**Short exercise**
Copy down every line where the string "Mackiewicz" shows up.

───── Exercise inputs

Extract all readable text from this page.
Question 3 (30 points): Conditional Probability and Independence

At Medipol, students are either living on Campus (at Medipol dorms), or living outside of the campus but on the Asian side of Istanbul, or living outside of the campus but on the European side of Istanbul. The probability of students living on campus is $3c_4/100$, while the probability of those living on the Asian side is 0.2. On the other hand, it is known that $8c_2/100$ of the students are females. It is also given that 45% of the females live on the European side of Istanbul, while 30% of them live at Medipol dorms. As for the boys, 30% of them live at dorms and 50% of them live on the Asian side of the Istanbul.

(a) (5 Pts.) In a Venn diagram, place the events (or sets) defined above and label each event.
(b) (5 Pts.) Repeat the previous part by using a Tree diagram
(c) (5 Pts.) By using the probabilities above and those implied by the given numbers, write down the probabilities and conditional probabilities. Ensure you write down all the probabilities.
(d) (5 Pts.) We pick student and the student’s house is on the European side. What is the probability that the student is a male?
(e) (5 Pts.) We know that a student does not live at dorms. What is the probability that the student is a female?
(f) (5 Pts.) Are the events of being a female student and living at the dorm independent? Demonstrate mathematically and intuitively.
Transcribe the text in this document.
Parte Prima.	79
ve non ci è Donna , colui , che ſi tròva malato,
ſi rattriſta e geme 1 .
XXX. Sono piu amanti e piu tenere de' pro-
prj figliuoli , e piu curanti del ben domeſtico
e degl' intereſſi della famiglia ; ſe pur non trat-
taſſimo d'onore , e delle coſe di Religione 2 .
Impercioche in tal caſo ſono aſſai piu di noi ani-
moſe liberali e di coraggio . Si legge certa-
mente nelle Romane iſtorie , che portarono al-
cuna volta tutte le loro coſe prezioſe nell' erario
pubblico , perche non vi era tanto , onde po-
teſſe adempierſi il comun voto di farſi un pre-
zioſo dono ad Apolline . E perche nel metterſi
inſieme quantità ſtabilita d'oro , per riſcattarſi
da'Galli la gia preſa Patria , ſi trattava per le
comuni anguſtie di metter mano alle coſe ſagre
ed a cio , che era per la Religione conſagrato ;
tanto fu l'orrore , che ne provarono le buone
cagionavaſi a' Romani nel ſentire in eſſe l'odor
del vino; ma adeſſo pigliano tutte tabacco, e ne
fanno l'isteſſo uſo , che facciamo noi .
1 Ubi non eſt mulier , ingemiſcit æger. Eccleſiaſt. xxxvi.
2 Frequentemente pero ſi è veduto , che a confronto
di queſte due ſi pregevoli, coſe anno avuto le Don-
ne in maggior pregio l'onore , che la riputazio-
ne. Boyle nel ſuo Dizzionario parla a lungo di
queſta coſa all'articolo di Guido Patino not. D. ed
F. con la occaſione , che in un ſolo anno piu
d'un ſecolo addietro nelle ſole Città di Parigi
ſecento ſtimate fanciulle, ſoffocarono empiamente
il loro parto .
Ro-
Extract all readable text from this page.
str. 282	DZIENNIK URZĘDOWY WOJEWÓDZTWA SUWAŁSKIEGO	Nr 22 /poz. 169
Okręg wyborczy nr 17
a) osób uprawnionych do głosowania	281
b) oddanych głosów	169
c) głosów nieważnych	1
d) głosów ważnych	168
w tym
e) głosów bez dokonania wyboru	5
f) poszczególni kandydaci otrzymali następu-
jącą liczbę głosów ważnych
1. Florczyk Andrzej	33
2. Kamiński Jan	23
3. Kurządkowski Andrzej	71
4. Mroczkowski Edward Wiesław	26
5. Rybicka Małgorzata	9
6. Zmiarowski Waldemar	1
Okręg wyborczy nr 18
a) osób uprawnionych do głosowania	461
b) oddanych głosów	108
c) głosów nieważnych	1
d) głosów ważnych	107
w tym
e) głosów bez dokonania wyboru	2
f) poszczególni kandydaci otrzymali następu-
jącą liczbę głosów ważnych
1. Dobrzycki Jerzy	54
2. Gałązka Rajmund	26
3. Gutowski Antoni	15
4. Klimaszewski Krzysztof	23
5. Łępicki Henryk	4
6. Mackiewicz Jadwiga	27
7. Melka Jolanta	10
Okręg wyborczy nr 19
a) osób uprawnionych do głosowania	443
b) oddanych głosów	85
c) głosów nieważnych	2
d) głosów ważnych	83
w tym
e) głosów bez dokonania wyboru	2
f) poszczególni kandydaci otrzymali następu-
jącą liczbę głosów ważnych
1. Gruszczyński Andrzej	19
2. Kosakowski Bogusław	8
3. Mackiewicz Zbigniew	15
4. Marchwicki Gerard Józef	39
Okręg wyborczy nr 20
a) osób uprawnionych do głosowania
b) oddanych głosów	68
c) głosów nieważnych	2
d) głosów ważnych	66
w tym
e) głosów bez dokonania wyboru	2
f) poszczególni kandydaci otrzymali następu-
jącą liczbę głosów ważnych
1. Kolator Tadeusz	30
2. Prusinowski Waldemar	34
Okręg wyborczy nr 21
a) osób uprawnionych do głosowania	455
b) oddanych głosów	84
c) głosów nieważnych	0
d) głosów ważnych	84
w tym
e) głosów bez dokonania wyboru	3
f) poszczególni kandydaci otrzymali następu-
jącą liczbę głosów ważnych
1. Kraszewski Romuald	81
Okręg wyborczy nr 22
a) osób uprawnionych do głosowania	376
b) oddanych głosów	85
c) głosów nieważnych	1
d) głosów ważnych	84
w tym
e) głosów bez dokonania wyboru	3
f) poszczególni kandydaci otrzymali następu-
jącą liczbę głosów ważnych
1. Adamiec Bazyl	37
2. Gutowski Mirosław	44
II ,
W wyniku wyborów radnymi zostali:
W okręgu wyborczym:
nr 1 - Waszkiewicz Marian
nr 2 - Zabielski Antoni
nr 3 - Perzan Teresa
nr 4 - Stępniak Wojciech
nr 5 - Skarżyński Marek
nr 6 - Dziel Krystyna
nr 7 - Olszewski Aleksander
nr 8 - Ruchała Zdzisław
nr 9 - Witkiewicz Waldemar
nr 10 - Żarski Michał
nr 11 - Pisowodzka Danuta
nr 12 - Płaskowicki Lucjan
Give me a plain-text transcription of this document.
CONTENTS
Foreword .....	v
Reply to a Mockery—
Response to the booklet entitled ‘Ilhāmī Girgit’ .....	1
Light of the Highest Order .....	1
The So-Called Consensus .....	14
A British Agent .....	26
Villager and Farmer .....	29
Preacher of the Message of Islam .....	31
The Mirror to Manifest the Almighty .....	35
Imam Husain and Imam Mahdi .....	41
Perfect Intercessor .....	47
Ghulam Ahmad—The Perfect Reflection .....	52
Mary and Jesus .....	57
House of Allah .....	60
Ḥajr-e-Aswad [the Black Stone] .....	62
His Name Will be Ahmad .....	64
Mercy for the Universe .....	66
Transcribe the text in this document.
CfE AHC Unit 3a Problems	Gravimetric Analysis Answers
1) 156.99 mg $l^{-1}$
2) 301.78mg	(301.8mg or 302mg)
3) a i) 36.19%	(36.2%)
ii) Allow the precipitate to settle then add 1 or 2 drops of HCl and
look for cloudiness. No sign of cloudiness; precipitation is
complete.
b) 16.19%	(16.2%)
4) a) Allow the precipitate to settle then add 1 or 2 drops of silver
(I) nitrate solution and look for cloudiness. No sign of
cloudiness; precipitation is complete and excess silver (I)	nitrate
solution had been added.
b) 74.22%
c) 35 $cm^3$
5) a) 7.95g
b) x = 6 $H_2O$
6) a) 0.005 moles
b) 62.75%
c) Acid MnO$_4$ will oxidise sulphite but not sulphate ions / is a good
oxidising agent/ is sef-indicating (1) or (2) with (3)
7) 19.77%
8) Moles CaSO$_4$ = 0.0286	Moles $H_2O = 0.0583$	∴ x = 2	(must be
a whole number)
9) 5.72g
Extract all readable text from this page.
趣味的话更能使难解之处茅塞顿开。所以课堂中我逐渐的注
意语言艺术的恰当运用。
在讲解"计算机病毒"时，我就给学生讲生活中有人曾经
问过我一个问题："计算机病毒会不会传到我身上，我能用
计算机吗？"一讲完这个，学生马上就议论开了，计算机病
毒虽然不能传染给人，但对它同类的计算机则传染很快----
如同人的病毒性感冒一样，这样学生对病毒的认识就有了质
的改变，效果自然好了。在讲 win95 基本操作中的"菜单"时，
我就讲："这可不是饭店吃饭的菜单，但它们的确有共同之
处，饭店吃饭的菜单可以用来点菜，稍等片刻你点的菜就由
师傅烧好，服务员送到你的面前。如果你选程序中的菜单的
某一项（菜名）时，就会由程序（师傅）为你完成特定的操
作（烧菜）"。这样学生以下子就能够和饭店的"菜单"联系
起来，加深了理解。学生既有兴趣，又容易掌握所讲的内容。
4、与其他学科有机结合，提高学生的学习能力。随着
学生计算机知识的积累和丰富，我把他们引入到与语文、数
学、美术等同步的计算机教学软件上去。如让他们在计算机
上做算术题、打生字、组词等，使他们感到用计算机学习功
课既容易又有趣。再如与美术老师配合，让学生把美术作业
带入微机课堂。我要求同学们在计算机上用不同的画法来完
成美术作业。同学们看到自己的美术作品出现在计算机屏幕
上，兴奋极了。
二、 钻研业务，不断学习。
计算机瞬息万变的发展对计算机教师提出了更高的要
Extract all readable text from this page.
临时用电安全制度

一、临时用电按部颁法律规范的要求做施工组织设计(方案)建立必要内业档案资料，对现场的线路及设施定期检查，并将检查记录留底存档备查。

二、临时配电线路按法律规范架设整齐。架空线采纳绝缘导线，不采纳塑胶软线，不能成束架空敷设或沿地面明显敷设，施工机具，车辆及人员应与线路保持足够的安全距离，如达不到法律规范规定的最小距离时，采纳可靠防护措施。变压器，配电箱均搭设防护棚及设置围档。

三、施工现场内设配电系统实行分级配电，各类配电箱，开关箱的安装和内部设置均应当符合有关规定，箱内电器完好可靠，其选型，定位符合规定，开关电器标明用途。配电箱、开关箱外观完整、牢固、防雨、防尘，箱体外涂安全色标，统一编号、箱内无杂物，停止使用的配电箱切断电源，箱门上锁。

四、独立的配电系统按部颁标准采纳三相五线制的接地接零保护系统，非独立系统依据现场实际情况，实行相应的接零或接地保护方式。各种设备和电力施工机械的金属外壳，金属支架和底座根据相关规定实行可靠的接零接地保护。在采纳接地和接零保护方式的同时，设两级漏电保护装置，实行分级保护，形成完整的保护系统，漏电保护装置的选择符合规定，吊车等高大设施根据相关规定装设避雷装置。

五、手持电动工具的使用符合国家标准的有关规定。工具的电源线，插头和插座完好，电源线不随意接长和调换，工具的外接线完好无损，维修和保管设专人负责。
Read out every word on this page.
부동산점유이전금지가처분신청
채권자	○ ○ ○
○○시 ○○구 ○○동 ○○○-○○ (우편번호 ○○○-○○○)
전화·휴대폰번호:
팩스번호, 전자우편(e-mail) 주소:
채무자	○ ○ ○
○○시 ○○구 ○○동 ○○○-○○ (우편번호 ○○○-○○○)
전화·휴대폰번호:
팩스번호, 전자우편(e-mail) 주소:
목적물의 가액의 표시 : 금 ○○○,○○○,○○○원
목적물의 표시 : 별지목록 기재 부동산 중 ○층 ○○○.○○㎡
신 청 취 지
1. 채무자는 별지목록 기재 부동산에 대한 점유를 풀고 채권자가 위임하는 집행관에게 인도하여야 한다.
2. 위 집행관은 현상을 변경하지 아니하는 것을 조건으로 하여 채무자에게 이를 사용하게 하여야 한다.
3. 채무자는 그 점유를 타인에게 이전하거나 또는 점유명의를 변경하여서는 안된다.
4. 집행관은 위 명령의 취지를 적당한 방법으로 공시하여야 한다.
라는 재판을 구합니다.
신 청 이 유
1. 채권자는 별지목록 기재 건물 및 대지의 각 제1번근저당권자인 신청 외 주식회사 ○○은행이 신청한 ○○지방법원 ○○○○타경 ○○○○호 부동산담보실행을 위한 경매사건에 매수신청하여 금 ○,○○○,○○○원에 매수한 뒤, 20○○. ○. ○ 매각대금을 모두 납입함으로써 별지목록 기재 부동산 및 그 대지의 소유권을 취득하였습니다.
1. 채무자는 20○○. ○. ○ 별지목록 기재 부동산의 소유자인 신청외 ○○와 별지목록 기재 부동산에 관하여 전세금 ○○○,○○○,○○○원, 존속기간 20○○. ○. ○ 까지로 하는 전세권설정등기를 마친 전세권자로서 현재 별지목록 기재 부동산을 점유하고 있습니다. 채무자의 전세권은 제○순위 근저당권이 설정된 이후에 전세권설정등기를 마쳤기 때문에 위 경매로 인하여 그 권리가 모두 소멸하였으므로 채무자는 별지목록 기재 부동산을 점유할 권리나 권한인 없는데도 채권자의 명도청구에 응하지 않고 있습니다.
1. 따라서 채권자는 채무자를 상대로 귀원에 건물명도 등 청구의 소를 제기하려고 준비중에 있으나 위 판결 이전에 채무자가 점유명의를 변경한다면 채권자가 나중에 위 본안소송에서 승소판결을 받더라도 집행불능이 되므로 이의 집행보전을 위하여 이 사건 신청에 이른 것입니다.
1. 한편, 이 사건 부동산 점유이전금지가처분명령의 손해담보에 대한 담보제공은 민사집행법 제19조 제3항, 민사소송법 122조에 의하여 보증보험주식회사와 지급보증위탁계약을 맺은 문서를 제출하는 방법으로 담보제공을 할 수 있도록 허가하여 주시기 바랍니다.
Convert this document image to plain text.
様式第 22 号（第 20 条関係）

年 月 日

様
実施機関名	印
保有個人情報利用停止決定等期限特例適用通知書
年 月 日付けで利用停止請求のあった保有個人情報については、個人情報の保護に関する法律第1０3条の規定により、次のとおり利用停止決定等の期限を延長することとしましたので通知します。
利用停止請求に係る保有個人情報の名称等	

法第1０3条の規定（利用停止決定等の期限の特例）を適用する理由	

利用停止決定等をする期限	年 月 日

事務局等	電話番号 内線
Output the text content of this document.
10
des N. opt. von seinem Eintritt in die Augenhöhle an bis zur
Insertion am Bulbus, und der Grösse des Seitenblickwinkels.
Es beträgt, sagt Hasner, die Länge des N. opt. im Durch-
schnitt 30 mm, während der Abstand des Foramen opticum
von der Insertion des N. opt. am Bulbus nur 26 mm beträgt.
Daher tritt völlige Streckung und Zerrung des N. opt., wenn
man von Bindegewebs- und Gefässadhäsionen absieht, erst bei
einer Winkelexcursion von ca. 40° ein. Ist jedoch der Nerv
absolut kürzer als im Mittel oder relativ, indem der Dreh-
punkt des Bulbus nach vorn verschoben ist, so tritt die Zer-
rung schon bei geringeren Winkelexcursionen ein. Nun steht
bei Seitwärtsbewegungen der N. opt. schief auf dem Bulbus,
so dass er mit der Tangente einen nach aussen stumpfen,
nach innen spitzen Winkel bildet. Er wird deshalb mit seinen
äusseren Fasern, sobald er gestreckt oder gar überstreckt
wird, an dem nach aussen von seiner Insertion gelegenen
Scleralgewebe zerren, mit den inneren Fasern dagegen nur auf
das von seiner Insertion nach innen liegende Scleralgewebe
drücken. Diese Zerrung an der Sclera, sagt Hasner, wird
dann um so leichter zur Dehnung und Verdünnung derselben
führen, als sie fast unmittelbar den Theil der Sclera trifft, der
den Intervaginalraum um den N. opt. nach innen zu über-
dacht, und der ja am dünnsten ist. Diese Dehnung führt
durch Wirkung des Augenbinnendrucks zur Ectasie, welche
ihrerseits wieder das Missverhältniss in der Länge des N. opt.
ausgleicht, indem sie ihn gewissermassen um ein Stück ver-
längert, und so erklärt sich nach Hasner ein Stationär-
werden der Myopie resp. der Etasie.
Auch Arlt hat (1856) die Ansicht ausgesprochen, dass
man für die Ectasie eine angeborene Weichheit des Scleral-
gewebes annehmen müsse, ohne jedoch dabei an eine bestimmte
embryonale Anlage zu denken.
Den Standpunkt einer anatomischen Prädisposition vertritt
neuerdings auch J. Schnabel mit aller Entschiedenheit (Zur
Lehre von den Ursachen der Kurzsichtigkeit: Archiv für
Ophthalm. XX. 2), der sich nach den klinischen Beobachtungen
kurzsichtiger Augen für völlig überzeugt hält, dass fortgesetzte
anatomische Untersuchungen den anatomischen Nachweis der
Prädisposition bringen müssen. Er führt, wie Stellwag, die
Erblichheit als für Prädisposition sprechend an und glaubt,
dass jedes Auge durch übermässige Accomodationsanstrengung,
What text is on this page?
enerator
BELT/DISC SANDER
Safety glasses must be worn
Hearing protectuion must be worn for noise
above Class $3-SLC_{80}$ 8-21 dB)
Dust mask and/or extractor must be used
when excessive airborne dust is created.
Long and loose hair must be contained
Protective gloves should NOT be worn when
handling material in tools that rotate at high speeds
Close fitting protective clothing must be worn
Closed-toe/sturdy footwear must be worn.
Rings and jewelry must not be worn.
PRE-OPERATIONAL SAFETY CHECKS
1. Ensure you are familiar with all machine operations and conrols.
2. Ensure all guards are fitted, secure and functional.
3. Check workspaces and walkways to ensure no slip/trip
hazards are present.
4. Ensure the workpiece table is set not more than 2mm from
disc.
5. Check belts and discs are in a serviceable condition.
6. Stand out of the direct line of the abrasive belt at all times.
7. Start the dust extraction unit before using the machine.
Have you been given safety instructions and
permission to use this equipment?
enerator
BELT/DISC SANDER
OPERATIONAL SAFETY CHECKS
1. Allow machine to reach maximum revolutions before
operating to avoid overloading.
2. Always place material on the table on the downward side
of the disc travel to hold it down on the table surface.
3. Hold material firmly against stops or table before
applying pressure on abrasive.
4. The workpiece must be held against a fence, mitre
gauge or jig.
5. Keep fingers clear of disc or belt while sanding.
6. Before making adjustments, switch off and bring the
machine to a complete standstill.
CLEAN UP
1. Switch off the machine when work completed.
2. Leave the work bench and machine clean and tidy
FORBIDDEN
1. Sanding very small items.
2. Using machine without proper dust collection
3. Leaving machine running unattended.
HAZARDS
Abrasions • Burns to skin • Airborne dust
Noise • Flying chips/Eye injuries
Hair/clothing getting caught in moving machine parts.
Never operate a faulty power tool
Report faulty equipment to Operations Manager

──────────

**Complete output**
6. Mackiewicz Jadwiga	27
3. Mackiewicz Zbigniew	15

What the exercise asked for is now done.